*** EXERCISE INPUT ***

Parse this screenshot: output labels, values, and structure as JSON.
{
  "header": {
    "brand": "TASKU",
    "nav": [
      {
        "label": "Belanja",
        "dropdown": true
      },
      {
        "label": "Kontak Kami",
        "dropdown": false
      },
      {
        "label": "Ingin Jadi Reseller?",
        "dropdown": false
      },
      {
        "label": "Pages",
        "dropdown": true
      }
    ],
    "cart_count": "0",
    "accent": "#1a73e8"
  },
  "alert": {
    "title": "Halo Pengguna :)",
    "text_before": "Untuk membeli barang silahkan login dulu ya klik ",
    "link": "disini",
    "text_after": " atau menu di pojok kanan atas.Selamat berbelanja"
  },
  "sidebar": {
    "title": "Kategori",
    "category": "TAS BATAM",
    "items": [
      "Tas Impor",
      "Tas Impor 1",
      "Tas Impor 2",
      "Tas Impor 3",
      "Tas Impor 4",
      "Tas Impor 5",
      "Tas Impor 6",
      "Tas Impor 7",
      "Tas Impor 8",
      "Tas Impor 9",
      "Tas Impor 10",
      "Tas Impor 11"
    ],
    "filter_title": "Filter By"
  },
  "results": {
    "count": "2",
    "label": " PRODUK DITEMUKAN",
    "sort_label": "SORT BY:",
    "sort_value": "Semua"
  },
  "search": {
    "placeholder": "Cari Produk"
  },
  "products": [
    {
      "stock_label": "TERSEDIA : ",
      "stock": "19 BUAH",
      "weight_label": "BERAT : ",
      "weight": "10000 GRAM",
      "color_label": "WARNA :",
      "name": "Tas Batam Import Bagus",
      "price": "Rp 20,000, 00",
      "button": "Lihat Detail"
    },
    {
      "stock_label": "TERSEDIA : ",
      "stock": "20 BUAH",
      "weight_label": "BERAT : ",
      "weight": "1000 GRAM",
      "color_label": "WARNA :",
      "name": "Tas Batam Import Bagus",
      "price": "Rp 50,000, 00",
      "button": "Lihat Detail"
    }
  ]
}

***

Write out every entry exactly as given.

Parse this screenshot: output labels, values, and structure as JSON.
{
  "header": {
    "brand": "TASKU",
    "nav": [
      {
        "label": "Belanja",
        "dropdown": true
      },
      {
        "label": "Kontak Kami",
        "dropdown": false
      },
      {
        "label": "Ingin Jadi Reseller?",
        "dropdown": false
      },
      {
        "label": "Pages",
        "dropdown": true
      }
    ],
    "cart_count": "0",
    "accent": "#1a73e8"
  },
  "alert": {
    "title": "Halo Pengguna :)",
    "text_before": "Untuk membeli barang silahkan login dulu ya klik ",
    "link": "disini",
    "text_after": " atau menu di pojok kanan atas.Selamat berbelanja"
  },
  "sidebar": {
    "title": "Kategori",
    "category": "TAS BATAM",
    "items": [
      "Tas Impor",
      "Tas Impor 1",
      "Tas Impor 2",
      "Tas Impor 3",
      "Tas Impor 4",
      "Tas Impor 5",
      "Tas Impor 6",
      "Tas Impor 7",
      "Tas Impor 8",
      "Tas Impor 9",
      "Tas Impor 10",
      "Tas Impor 11"
    ],
    "filter_title": "Filter By"
  },
  "results": {
    "count": "2",
    "label": " PRODUK DITEMUKAN",
    "sort_label": "SORT BY:",
    "sort_value": "Semua"
  },
  "search": {
    "placeholder": "Cari Produk"
  },
  "products": [
    {
      "stock_label": "TERSEDIA : ",
      "stock": "19 BUAH",
      "weight_label": "BERAT : ",
      "weight": "10000 GRAM",
      "color_label": "WARNA :",
      "name": "Tas Batam Import Bagus",
      "price": "Rp 20,000, 00",
      "button": "Lihat Detail"
    },
    {
      "stock_label": "TERSEDIA : ",
      "stock": "20 BUAH",
      "weight_label": "BERAT : ",
      "weight": "1000 GRAM",
      "color_label": "WARNA :",
      "name": "Tas Batam Import Bagus",
      "price": "Rp 50,000, 00",
      "button": "Lihat Detail"
    }
  ]
}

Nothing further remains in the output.